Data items

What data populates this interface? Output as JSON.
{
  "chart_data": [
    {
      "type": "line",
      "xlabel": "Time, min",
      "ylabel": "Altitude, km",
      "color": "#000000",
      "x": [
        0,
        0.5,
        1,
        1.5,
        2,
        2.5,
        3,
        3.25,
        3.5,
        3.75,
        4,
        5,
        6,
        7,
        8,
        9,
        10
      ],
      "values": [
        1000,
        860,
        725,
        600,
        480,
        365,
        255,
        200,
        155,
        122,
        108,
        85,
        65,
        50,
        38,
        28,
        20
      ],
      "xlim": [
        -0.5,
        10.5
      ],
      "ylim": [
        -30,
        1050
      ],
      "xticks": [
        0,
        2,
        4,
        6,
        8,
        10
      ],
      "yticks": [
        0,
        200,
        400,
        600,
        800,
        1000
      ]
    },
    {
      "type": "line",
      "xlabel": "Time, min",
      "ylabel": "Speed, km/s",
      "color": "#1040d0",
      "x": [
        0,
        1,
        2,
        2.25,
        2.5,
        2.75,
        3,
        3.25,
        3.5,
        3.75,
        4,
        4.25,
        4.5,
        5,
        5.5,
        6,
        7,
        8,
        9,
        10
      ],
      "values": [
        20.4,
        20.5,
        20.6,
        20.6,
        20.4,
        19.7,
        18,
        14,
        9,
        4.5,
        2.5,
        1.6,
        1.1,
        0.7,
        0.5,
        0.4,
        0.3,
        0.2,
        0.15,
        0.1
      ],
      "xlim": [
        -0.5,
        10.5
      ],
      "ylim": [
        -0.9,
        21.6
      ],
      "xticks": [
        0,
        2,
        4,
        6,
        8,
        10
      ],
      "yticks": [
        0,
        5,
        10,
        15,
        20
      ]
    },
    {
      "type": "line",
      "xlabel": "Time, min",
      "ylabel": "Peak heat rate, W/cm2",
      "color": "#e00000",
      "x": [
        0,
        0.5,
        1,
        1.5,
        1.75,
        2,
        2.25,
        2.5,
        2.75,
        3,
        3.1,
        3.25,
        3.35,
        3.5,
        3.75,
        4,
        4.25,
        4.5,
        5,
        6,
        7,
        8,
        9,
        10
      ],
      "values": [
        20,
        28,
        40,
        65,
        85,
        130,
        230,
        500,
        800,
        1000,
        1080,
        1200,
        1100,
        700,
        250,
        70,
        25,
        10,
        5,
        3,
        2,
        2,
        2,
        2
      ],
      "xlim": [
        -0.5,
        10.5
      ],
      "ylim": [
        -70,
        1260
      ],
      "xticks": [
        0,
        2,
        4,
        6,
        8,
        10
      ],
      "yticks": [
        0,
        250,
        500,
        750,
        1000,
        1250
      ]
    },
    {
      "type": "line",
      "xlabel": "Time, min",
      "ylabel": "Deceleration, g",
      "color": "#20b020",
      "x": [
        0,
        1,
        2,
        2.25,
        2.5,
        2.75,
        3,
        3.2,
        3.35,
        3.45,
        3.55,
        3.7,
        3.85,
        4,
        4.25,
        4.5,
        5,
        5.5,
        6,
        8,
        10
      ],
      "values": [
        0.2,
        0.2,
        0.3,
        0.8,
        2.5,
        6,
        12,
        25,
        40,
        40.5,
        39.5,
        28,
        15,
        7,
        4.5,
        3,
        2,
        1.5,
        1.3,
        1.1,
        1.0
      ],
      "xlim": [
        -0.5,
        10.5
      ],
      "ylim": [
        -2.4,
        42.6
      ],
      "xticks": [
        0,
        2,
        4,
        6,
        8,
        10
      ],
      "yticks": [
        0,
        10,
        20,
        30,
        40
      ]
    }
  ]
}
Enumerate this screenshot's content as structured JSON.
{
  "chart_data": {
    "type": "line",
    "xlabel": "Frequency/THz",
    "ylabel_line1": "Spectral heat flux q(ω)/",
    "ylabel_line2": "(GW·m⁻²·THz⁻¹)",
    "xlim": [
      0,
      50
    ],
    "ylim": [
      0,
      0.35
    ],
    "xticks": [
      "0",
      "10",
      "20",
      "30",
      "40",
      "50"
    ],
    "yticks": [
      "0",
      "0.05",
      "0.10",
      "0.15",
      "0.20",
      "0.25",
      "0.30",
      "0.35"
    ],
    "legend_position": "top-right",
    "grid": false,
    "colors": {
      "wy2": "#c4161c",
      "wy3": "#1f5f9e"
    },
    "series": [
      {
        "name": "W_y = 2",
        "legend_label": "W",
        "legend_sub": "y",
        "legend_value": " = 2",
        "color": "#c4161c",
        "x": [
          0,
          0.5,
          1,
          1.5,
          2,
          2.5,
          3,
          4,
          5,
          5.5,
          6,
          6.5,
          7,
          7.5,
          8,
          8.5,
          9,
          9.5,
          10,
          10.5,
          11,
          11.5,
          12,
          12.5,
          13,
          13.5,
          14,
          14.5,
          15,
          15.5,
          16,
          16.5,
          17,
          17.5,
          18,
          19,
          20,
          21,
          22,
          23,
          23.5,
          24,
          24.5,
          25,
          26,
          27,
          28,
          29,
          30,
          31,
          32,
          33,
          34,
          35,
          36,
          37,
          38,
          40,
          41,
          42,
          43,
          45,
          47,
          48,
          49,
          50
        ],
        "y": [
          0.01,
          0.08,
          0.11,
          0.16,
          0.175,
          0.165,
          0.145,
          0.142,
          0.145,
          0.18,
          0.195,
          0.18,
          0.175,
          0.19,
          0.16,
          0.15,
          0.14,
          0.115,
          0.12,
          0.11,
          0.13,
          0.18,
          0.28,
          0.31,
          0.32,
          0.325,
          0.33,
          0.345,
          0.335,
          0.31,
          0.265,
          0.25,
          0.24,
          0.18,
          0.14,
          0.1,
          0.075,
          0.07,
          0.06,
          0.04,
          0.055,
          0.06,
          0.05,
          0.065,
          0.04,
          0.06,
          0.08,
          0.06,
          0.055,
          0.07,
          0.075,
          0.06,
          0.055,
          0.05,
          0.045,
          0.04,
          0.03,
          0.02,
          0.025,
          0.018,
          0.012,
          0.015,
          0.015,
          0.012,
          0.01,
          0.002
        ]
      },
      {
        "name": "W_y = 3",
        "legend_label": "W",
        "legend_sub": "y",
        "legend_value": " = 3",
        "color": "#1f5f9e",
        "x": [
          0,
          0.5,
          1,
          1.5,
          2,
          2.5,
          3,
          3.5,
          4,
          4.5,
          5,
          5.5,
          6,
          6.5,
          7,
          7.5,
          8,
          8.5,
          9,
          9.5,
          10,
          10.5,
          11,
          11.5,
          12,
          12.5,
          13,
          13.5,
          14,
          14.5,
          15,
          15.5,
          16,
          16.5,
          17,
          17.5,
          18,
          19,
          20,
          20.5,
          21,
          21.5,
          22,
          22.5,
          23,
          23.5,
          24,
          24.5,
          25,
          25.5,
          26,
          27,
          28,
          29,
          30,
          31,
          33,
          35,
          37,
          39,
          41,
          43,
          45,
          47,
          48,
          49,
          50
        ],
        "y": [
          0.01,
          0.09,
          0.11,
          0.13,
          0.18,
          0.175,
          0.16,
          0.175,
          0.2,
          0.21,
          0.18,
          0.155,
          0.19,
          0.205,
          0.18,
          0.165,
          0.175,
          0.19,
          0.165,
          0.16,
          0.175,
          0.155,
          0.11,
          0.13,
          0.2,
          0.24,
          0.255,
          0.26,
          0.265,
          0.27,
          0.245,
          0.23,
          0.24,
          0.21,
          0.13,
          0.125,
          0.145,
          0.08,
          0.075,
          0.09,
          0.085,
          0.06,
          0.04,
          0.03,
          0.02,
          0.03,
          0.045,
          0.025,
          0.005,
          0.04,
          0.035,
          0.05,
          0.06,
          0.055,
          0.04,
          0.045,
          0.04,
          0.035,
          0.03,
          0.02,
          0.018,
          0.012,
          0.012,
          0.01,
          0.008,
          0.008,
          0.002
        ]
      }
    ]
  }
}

§ Task brief
Copy out each line in the listing that has the word "this".

§ Written answer
What data populates this interface? Output as JSON.
Enumerate this screenshot's content as structured JSON.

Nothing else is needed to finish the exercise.